# [Written exercise]
Read the listing and extract each line that includes the word "subtitle".
<<<<
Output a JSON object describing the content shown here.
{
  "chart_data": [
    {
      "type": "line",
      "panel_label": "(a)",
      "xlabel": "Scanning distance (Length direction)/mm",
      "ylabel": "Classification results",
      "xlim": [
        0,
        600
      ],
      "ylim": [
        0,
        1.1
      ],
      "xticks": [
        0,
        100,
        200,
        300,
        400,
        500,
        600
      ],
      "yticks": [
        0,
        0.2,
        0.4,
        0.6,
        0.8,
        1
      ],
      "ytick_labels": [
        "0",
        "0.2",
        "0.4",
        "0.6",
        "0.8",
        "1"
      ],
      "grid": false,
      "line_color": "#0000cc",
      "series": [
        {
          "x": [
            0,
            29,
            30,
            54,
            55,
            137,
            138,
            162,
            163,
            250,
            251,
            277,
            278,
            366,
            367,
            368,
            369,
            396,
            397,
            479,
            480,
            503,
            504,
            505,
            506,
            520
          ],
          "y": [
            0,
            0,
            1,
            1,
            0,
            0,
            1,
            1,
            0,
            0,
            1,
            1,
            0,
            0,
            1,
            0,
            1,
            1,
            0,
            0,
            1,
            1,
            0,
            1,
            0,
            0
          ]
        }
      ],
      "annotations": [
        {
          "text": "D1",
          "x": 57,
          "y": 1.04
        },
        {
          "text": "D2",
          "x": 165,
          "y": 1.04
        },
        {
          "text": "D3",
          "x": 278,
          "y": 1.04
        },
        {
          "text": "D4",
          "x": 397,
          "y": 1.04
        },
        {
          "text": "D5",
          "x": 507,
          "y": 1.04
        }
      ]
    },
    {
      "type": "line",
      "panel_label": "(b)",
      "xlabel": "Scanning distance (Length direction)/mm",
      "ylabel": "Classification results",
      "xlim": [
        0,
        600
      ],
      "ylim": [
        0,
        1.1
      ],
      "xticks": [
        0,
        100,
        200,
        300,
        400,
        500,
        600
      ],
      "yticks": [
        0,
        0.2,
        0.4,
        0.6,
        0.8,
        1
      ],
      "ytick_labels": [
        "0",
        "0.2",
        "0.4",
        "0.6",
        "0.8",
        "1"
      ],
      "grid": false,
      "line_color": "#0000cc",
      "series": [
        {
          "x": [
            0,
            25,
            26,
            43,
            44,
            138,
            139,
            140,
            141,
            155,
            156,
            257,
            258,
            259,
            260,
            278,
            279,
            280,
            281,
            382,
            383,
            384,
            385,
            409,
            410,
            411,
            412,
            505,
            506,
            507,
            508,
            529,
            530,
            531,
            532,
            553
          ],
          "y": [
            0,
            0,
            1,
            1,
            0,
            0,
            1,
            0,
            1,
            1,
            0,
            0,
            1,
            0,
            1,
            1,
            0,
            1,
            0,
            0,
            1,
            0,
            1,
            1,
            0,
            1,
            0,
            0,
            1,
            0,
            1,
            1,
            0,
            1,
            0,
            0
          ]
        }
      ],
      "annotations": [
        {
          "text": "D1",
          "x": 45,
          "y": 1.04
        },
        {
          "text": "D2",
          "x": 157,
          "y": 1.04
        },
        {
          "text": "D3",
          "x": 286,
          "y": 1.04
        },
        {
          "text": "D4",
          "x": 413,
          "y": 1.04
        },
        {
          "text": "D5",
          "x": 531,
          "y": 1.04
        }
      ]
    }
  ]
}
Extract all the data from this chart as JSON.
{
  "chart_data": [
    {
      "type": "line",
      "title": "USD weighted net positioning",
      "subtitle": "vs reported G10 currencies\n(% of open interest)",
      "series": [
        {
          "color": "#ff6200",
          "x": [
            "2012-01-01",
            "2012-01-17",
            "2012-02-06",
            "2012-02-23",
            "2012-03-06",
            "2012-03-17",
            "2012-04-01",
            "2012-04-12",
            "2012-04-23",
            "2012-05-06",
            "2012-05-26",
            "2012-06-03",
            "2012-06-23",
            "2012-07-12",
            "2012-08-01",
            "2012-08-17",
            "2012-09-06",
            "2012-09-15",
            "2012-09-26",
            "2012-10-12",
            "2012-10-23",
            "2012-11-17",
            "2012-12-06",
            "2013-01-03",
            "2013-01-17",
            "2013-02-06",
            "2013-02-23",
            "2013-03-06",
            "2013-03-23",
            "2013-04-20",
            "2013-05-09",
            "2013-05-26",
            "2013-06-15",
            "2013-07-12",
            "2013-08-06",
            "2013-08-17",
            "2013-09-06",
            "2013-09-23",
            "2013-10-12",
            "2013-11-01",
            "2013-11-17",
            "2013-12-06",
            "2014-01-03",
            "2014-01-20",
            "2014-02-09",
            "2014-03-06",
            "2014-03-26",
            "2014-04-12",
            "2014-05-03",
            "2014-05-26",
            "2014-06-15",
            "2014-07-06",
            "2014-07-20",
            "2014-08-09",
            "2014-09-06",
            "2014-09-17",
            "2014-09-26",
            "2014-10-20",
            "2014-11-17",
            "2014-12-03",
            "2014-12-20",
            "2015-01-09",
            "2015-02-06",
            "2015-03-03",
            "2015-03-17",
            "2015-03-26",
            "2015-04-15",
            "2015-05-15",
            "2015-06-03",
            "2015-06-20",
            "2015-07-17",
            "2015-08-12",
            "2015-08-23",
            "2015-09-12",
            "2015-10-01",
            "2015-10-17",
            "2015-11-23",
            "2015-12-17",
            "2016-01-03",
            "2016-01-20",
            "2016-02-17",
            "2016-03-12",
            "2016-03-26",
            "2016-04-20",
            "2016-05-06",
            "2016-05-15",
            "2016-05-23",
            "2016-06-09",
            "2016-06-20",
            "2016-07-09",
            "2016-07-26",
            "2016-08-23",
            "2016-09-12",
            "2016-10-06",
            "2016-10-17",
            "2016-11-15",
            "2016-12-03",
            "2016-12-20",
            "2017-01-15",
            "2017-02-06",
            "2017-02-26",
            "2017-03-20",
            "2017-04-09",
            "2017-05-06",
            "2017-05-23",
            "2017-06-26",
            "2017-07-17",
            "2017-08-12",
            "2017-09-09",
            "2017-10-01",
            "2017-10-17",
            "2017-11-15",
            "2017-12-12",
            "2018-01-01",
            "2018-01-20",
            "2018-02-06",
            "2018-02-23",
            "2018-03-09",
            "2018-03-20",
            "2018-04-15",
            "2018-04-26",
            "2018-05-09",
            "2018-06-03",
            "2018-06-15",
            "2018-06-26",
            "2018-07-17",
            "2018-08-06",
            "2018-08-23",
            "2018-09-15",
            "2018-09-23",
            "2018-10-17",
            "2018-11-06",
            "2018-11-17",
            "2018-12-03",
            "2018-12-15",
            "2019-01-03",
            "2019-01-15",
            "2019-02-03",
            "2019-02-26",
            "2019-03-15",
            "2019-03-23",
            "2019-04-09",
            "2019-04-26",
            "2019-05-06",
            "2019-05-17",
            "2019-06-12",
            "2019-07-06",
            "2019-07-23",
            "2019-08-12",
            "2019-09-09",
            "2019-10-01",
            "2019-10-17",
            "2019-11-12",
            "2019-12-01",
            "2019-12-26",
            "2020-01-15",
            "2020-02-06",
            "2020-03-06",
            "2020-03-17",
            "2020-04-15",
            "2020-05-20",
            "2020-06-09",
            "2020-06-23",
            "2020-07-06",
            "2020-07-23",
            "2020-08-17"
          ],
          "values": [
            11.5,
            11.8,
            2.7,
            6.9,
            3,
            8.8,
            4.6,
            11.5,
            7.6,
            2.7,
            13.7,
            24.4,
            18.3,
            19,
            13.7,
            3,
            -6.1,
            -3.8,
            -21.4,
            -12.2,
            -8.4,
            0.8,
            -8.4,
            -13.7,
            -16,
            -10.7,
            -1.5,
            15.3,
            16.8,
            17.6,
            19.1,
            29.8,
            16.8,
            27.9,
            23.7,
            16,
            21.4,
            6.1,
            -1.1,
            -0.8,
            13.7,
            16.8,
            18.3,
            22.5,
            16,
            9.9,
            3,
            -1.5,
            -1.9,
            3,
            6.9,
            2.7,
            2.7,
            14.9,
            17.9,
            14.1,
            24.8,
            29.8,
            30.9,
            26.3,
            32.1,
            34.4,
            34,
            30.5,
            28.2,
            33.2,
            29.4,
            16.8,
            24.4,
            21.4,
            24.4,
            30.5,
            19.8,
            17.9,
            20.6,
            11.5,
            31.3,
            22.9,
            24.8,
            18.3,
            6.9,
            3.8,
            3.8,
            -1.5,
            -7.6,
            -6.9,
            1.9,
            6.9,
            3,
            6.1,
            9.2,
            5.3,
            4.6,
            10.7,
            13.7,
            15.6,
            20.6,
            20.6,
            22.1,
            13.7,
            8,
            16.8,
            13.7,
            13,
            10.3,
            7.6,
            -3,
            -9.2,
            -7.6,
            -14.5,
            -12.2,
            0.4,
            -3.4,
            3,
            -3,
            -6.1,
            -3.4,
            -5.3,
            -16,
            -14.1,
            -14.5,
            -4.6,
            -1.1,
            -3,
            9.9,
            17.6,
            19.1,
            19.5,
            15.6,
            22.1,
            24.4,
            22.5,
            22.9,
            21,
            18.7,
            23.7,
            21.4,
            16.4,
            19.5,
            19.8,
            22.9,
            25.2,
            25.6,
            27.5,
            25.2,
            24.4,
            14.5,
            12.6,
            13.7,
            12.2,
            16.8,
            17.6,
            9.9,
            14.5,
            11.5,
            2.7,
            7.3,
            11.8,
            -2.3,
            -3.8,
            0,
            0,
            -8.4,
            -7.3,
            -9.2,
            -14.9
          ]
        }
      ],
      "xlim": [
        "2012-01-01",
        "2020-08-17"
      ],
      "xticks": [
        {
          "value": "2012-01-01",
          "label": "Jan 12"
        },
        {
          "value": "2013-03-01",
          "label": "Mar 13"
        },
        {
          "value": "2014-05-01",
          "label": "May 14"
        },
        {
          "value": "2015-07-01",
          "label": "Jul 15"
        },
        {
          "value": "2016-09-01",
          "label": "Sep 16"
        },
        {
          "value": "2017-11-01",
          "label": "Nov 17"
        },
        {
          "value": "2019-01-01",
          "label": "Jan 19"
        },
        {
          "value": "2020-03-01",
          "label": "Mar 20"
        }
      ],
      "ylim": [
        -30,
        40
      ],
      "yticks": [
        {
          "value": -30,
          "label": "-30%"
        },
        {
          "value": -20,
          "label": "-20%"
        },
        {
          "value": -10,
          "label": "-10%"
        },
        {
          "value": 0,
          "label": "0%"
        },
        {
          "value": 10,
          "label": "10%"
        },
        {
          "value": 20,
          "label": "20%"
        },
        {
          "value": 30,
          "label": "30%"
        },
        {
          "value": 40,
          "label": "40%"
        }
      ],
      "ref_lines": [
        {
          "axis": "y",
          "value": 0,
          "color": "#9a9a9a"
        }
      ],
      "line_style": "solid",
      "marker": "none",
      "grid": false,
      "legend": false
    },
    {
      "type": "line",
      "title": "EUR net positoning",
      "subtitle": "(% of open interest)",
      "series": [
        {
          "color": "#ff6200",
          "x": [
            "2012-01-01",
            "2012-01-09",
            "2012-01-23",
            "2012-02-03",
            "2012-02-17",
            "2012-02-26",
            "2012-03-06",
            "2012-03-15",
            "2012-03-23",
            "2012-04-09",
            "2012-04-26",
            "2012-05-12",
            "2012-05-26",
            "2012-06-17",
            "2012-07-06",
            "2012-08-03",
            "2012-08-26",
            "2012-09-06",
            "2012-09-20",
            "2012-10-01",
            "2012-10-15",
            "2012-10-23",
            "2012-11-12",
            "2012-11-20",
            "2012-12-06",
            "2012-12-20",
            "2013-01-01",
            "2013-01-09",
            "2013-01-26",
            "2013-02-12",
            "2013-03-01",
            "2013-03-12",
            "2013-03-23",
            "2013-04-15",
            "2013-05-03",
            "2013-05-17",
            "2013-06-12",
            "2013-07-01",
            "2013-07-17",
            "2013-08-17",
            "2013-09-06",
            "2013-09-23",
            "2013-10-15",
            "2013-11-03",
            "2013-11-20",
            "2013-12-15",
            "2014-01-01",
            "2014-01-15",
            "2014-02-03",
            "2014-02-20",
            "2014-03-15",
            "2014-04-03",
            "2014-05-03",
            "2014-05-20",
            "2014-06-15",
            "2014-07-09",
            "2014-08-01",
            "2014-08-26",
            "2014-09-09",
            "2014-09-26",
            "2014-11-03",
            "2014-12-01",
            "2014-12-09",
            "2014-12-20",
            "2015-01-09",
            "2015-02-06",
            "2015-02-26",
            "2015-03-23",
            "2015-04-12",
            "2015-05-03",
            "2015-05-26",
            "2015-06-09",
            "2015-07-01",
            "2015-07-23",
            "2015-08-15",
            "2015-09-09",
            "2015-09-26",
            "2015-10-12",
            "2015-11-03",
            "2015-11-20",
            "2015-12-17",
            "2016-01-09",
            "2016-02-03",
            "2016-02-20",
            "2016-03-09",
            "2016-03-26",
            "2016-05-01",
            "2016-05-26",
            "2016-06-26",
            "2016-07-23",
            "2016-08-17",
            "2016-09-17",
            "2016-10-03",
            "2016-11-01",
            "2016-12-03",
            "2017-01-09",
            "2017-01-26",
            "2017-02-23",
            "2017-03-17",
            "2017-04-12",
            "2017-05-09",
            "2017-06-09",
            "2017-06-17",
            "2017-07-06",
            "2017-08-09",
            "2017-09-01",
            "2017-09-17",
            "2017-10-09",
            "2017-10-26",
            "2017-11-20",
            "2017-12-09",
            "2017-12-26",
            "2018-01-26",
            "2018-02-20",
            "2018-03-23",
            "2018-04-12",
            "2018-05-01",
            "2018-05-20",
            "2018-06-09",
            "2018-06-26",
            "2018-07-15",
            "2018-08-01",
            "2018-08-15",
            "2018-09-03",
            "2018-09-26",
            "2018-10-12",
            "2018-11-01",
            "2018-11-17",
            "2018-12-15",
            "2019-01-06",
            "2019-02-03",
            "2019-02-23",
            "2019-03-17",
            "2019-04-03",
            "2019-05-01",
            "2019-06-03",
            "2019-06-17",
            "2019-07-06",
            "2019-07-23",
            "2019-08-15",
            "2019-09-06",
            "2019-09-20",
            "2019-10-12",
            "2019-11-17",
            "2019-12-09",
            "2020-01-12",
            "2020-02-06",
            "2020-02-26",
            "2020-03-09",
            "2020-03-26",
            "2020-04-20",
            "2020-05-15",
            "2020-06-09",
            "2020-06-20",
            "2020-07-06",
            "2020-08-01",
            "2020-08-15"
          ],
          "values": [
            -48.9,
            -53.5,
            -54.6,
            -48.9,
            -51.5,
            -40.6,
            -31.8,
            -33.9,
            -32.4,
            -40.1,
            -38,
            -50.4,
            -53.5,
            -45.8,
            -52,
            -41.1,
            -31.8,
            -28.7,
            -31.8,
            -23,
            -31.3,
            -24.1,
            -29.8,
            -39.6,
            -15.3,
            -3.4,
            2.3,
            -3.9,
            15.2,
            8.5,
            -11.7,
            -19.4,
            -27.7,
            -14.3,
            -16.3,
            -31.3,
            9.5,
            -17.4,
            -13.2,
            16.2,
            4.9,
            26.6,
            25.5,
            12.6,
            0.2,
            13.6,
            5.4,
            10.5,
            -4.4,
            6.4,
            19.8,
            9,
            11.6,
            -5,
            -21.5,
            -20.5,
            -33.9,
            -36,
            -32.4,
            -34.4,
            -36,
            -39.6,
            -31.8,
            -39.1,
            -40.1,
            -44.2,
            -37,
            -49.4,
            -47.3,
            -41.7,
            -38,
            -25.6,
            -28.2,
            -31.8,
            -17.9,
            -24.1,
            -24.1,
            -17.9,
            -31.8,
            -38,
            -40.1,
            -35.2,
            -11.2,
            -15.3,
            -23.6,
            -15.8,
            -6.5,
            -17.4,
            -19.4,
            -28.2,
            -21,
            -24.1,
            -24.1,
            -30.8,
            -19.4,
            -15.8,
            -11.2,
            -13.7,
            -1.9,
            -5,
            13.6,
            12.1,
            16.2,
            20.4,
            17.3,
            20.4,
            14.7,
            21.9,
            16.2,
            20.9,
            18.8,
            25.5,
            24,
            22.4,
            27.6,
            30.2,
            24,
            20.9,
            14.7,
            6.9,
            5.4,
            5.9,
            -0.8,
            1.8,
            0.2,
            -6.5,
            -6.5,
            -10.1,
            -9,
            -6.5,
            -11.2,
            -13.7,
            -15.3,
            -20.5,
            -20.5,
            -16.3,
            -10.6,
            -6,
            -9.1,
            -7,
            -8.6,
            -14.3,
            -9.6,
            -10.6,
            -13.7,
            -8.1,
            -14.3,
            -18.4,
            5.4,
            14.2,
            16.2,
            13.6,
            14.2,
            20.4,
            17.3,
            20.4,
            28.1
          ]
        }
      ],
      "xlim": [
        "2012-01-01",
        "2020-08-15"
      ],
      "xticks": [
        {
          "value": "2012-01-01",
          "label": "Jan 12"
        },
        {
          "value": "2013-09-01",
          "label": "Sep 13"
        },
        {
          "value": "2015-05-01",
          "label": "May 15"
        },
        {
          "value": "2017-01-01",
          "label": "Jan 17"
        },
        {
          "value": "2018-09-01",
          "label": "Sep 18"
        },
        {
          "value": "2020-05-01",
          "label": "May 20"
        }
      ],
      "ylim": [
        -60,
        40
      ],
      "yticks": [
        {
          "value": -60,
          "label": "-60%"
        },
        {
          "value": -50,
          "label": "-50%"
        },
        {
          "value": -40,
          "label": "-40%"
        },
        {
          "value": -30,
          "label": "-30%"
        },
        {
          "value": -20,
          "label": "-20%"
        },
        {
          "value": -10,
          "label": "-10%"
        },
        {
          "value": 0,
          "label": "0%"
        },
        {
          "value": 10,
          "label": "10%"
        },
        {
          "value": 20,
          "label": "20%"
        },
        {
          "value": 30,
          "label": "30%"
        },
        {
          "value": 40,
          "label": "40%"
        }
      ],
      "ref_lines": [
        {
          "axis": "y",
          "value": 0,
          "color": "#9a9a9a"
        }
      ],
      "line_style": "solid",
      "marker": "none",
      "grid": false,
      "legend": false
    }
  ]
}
>>>>
# [Response for this exercise]
      "subtitle": "vs reported G10 currencies\n(% of open interest)",
      "subtitle": "(% of open interest)",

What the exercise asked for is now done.